* _Consignes_
• A. Relevez, dans l'ordre où ils apparaissent, tous les nombres écrits en chiffres que contient le texte sur le prix de l'essence ci-dessous.
• B. Rédigez la suite du texte sur le prix de l'essence en repartant de sa dernière phrase.

* _Texte étudié_

□ □ □ □

Flambée du prix de l’essence : mais où va votre argent ?
Arrêt sur image : Le prix de l’essence à la pompe oscille autour de 1,25 dollar le litre en moyenne, nous sommes en 2019. Le monde boude l’or noir. La planète suffoque, transitons vers l’énergie renouvelable. Lorsque le consommateur rechigne à utiliser un produit, le producteur ne met plus autant d’effort à en soutenir l’offre. Les dollars d’investissement se poussent sur de nouveaux horizons. Exit l’énergie sale et non renouvelable. En route vers l’Éden ! Avance rapide jusqu’en 2022 : Le prix à la pompe explose ! Le conflit russo-ukrainien déstabilise l’offre et propulse les prix du brut vers les sommets, complétant le travail déjà entamé par la reprise de la demande post-pandémique. La transition énergétique est amorcée, mais visiblement, elle est loin d’être complétée. La chronique d’une mort annoncée reste prématurée et l’utopie d’un monde carboneutre devra attendre. Nous avons encore besoin de l’or noir, comme le confirment nos sueurs froides à la pompe lorsque le prix au litre dépasse les 2,20 dollars à la mi-année.

□ □ □ □

* _Données fournies_
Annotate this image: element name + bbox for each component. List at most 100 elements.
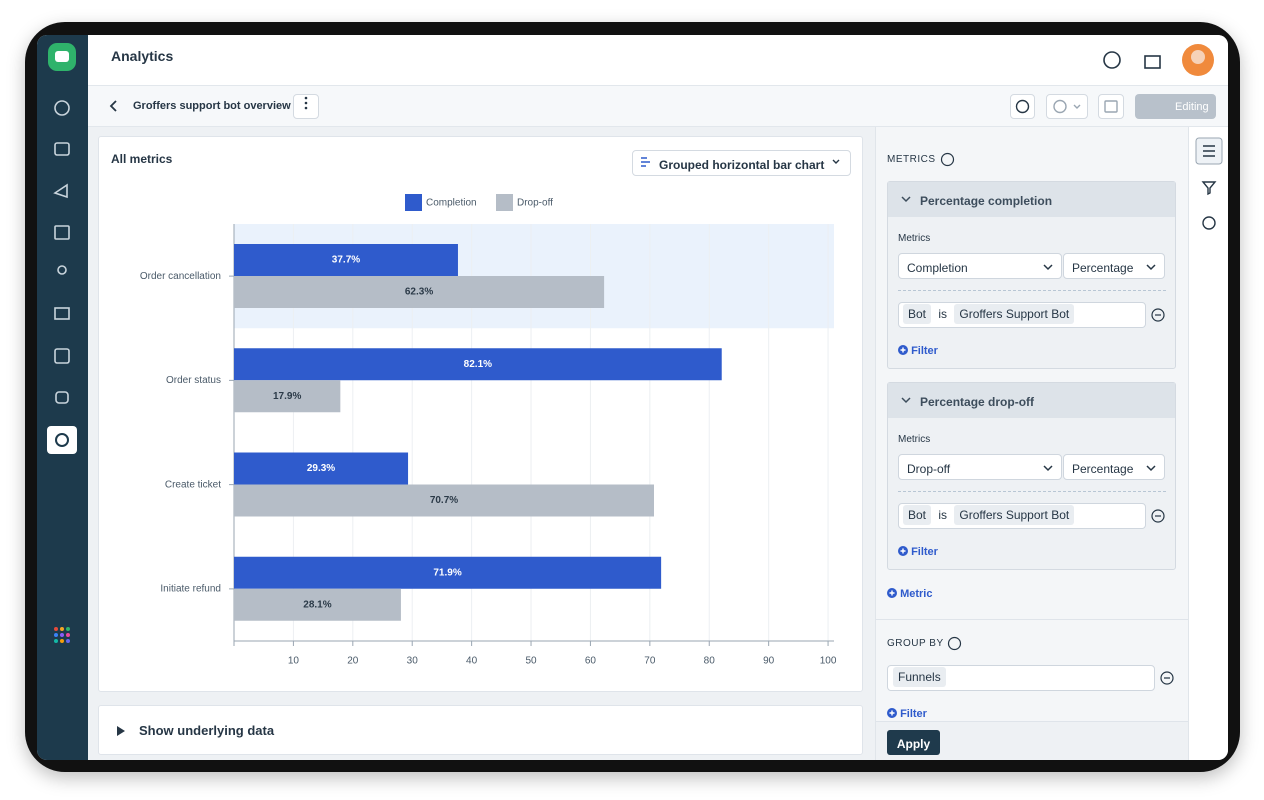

□ □ □ □

* _Corrigés_
• A. 1,25 ; 2019 ; 2022 ; 2,20

• B.
C’est connu, l’industrie pétrolière est relativement segmentée : prospection, forage, extraction, raffinage, transport et vente au détail. Un changement des conditions de marché à l’une ou à l’autre de ces étapes peut faire varier la facture à la pompe, et ce, sans oublier évidemment les taxes. Le prix à la pompe n’aura jamais été aussi élevé qu’en 2022, quelqu’un doit s’en mettre plein les poches. Mais où donc va votre argent ?
La régie de l’énergie du Québec nous instruit à ce sujet. Elle divise en trois parties distinctes le prix de l’essence à la pompe : la marge de détail, le coût d’acquisition et les taxes. Qui en profite donc le long de la chaîne d’approvisionnement.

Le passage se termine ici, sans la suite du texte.